# AVAILABLE RECORDS
========================
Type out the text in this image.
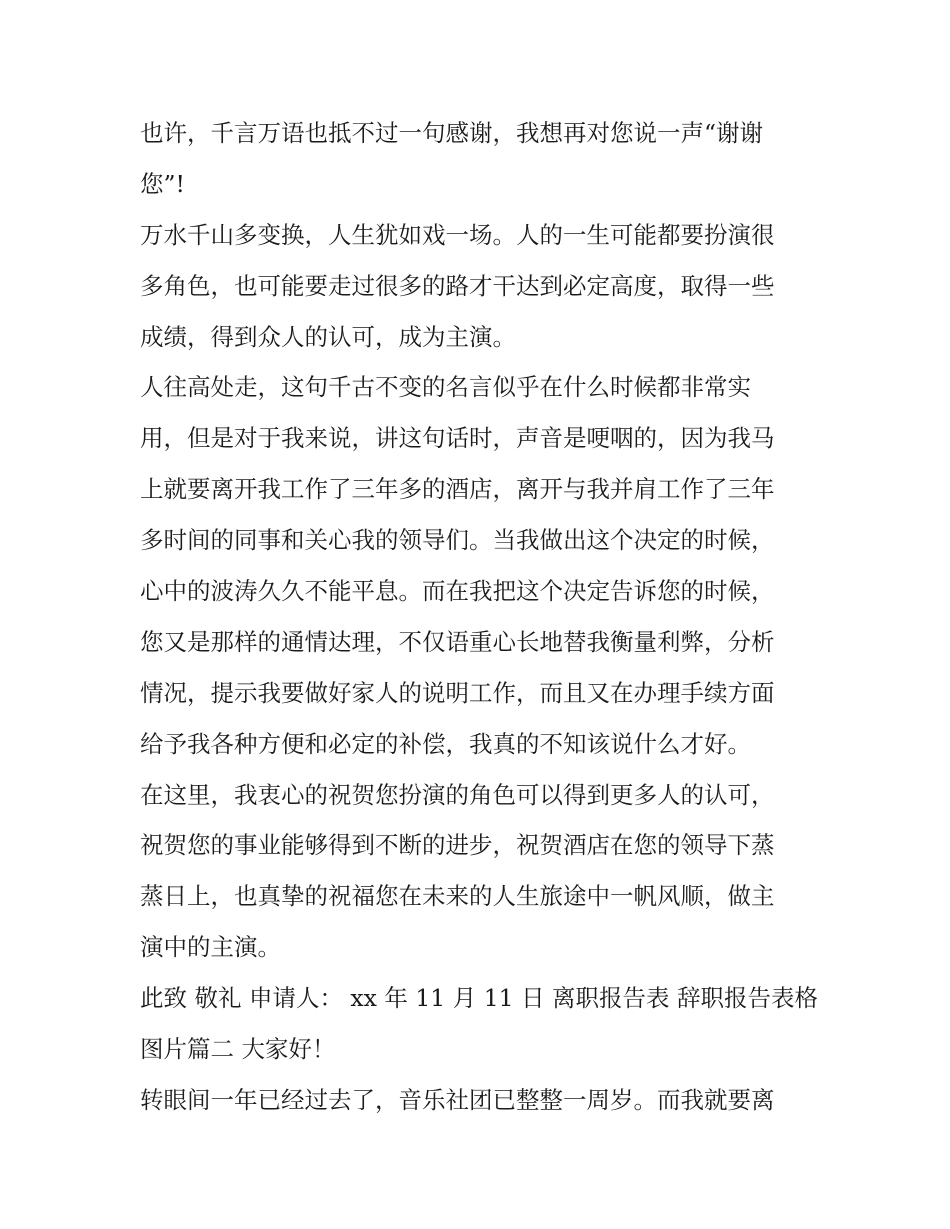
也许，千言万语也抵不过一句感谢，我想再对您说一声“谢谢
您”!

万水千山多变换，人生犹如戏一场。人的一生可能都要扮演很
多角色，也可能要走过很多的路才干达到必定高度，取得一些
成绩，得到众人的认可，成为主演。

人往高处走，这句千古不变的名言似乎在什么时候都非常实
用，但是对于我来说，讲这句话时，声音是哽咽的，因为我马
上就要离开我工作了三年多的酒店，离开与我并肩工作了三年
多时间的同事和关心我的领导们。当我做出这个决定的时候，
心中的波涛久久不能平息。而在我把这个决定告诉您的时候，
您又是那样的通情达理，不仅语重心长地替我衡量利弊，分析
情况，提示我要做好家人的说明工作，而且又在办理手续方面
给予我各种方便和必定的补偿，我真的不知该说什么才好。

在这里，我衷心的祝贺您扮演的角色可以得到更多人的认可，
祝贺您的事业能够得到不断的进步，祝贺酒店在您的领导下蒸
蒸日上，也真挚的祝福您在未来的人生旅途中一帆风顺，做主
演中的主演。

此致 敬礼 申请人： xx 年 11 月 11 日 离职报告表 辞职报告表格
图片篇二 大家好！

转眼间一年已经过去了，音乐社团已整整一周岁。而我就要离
========================
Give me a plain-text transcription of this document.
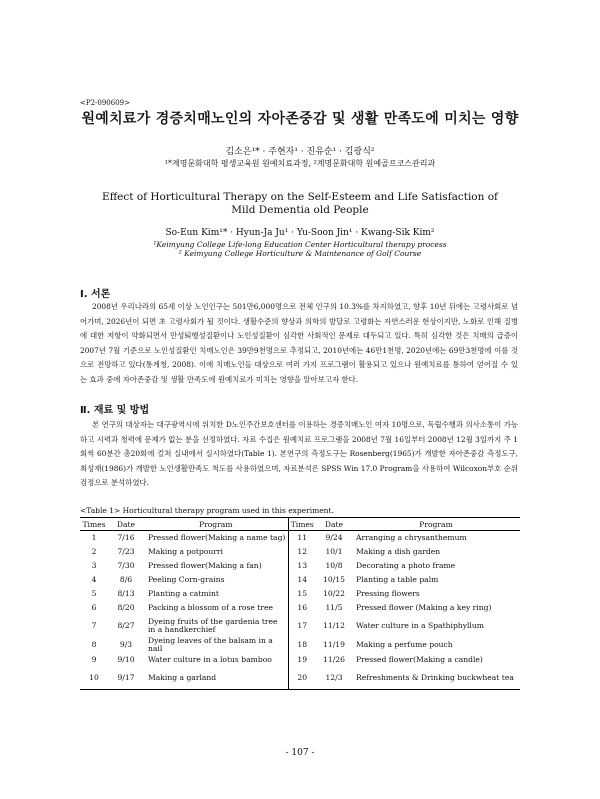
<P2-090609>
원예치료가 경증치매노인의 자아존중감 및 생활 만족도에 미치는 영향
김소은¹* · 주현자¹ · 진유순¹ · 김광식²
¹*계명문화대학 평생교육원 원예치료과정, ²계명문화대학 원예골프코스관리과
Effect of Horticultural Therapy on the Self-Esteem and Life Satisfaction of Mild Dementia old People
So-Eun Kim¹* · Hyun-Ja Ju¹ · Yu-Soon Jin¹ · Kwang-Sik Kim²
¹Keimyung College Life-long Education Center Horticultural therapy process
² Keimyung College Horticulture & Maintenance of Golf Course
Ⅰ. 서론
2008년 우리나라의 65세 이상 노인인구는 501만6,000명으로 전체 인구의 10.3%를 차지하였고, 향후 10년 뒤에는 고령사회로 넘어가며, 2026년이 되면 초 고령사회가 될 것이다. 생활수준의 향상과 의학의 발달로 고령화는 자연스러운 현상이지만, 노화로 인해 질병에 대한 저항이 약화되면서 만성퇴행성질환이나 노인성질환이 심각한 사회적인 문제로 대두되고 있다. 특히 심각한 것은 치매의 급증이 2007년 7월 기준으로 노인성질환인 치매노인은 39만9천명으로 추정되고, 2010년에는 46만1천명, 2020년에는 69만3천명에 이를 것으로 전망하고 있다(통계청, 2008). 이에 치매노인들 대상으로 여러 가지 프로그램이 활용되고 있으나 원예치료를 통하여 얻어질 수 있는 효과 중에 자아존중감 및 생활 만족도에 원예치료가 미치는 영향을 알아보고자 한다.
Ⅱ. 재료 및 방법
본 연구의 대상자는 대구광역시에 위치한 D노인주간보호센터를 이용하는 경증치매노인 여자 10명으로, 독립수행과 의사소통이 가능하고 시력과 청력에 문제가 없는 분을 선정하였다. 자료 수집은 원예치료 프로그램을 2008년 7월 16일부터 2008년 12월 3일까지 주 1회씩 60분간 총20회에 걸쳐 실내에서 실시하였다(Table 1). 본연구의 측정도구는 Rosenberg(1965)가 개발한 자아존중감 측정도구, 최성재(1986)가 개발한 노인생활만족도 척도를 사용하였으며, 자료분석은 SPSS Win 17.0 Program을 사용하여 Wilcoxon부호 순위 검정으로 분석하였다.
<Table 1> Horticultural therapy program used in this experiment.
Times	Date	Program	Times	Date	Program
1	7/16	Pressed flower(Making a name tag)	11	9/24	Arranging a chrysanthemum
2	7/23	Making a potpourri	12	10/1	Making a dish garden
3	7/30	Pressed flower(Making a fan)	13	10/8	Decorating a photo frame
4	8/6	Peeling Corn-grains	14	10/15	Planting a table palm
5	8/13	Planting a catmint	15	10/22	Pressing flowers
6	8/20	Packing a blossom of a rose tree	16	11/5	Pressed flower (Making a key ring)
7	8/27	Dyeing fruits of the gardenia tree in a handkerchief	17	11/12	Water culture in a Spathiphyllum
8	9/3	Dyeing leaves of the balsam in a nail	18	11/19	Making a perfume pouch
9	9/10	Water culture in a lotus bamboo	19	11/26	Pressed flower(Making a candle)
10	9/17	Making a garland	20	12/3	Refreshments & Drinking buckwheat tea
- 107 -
========================
# YOUR INSTRUCTIONS
In the material above, find the lines that contain "Dyeing" and show them.

# EXERCISE SOLUTION
7	8/27	Dyeing fruits of the gardenia tree in a handkerchief	17	11/12	Water culture in a Spathiphyllum
8	9/3	Dyeing leaves of the balsam in a nail	18	11/19	Making a perfume pouch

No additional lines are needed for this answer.